Company to Acquire for Resale Eleven Nursing Centers to Eliminate Unprofitable Operations
Company to enter into Sale and Leaseback Transaction for Three Owned Hospitals

Louisville, KY (August 8, 2006) – Kindred Healthcare, Inc. (“Kindred” or the “Company”) (NYSE: KND) today announced that it has entered into definitive agreements to acquire the real estate related to eleven nursing centers (the “Nursing Centers”) currently leased from Health Care Property Investors, Inc. and its affiliates (“HCP”) (NYSE: HCP). The Company also has entered into definitive agreements for a sale and leaseback transaction with HCP with respect to three hospitals (the “Hospitals”) currently owned by the Company.

In these transactions, the Company will acquire the Nursing Centers that are currently leased from HCP in exchange for the Hospitals. In addition, the Company will pay HCP a one-time cash payment of approximately $35 million. The Company also will amend its existing master lease with HCP to (1) terminate the current annual rent of approximately $9.9 million on the Nursing Centers, (2) add the Hospitals to the master lease with a current annual rent of approximately $6.3 million and (3) extend the initial expiration date of the master lease until September 30, 2016. The Company’s earnings before interest, taxes, depreciation, amortization and property rent for the three Hospitals for the last twelve months ended June 30, 2006 was approximately $22 million.

Following the transaction with HCP, the Company intends to dispose of the Nursing Centers as soon as practicable. The Company expects to generate approximately $55 million to $65 million in proceeds from the sale of the Nursing Centers and the related operations. The Nursing Centers, which contain 1,754 licensed beds, generated pretax losses of approximately $4 million for the year ended December 31, 2005 and $2 million for the six months ended June 30, 2006. Subject to the conditions set forth below, the Company expects to account for the operations of the Nursing Centers and the loss on the HCP transactions as discontinued operations.

The transactions with HCP are subject to the receipt of required approvals and the satisfaction of other customary conditions to closing, including the approval of the Company’s lenders.

Paul J. Diaz, President and Chief Executive Officer of the Company, remarked that “This is a great opportunity with our partners at HCP to continue to reposition our nursing center portfolio to eliminate unprofitable operations and execute on a more focused market driven strategy. We are pleased to have reached mutually beneficial agreements with HCP and look forward to seeking other opportunities to expand our existing relationship with HCP. We will work closely with HCP to complete these transactions in an expeditious manner and then turn our focus toward divesting these unprofitable nursing centers.”

▸ Task details:
Copy the passage from the Kindred–HCP announcement word for word, starting at the words "Louisville, KY (August" and ending after the words "by the Company.".

▸ The data:
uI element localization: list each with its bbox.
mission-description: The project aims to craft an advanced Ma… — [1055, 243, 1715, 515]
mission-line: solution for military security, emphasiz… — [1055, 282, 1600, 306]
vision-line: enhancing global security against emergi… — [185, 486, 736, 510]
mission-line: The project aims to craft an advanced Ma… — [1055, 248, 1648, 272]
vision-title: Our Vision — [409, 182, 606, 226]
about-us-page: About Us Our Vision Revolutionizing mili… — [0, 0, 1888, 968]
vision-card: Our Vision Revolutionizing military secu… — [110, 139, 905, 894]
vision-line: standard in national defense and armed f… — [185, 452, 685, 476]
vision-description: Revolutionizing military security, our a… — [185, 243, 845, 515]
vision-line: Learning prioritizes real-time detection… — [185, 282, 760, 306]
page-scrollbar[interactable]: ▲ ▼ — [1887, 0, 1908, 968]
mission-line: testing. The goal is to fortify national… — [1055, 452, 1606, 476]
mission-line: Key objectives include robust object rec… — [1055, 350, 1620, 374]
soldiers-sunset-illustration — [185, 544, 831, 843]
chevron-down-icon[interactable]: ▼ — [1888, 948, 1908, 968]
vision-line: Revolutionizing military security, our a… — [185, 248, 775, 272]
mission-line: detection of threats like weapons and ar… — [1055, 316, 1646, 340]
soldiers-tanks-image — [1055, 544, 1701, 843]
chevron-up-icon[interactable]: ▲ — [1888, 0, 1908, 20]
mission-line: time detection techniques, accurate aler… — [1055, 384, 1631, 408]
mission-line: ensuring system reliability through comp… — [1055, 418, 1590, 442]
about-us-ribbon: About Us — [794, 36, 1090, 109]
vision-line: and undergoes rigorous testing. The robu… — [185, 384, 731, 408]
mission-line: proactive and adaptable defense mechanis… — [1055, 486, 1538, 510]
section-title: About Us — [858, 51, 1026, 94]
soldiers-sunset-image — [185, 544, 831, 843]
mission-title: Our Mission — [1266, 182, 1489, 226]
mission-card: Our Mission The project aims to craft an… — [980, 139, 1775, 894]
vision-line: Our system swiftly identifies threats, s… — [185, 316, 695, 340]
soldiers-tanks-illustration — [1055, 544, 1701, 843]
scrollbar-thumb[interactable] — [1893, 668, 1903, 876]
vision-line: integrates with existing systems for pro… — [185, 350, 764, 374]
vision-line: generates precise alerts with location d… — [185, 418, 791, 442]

▸ Answer space:
Louisville, KY (August 8, 2006) – Kindred Healthcare, Inc. (“Kindred” or the “Company”) (NYSE: KND) today announced that it has entered into definitive agreements to acquire the real estate related to eleven nursing centers (the “Nursing Centers”) currently leased from Health Care Property Investors, Inc. and its affiliates (“HCP”) (NYSE: HCP). The Company also has entered into definitive agreements for a sale and leaseback transaction with HCP with respect to three hospitals (the “Hospitals”) currently owned by the Company.